[Figure content listings]
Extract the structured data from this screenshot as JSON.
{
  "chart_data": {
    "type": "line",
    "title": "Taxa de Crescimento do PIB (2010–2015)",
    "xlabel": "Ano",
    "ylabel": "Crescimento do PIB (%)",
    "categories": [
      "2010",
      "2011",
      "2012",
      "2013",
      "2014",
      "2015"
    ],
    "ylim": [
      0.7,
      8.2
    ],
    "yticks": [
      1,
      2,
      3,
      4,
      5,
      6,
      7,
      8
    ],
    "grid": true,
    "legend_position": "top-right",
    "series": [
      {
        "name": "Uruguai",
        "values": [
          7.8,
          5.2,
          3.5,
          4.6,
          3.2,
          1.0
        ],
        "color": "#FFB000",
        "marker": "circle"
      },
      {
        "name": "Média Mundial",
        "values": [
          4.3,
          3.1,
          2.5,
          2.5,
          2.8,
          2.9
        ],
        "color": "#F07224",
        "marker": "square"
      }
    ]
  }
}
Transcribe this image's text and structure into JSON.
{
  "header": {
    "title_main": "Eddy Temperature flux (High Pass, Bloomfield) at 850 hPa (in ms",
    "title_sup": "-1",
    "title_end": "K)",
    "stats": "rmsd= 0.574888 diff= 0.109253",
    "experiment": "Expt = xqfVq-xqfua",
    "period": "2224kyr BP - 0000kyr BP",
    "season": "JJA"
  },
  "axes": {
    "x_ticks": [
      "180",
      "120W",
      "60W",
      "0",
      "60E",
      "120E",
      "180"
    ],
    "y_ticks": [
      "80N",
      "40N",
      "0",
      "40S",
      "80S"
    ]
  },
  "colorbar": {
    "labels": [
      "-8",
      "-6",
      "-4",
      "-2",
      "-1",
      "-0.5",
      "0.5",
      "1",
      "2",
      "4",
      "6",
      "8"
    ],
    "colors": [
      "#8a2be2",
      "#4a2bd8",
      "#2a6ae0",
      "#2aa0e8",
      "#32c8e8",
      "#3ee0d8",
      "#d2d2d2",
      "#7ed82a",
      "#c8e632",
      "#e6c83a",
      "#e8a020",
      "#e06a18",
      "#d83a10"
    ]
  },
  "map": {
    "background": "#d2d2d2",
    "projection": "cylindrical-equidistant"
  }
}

Objective. The entries above must be returned exactly.

The solution.
Extract the structured data from this screenshot as JSON.
{
  "chart_data": {
    "type": "line",
    "title": "Taxa de Crescimento do PIB (2010–2015)",
    "xlabel": "Ano",
    "ylabel": "Crescimento do PIB (%)",
    "categories": [
      "2010",
      "2011",
      "2012",
      "2013",
      "2014",
      "2015"
    ],
    "ylim": [
      0.7,
      8.2
    ],
    "yticks": [
      1,
      2,
      3,
      4,
      5,
      6,
      7,
      8
    ],
    "grid": true,
    "legend_position": "top-right",
    "series": [
      {
        "name": "Uruguai",
        "values": [
          7.8,
          5.2,
          3.5,
          4.6,
          3.2,
          1.0
        ],
        "color": "#FFB000",
        "marker": "circle"
      },
      {
        "name": "Média Mundial",
        "values": [
          4.3,
          3.1,
          2.5,
          2.5,
          2.8,
          2.9
        ],
        "color": "#F07224",
        "marker": "square"
      }
    ]
  }
}
Transcribe this image's text and structure into JSON.
{
  "header": {
    "title_main": "Eddy Temperature flux (High Pass, Bloomfield) at 850 hPa (in ms",
    "title_sup": "-1",
    "title_end": "K)",
    "stats": "rmsd= 0.574888 diff= 0.109253",
    "experiment": "Expt = xqfVq-xqfua",
    "period": "2224kyr BP - 0000kyr BP",
    "season": "JJA"
  },
  "axes": {
    "x_ticks": [
      "180",
      "120W",
      "60W",
      "0",
      "60E",
      "120E",
      "180"
    ],
    "y_ticks": [
      "80N",
      "40N",
      "0",
      "40S",
      "80S"
    ]
  },
  "colorbar": {
    "labels": [
      "-8",
      "-6",
      "-4",
      "-2",
      "-1",
      "-0.5",
      "0.5",
      "1",
      "2",
      "4",
      "6",
      "8"
    ],
    "colors": [
      "#8a2be2",
      "#4a2bd8",
      "#2a6ae0",
      "#2aa0e8",
      "#32c8e8",
      "#3ee0d8",
      "#d2d2d2",
      "#7ed82a",
      "#c8e632",
      "#e6c83a",
      "#e8a020",
      "#e06a18",
      "#d83a10"
    ]
  },
  "map": {
    "background": "#d2d2d2",
    "projection": "cylindrical-equidistant"
  }
}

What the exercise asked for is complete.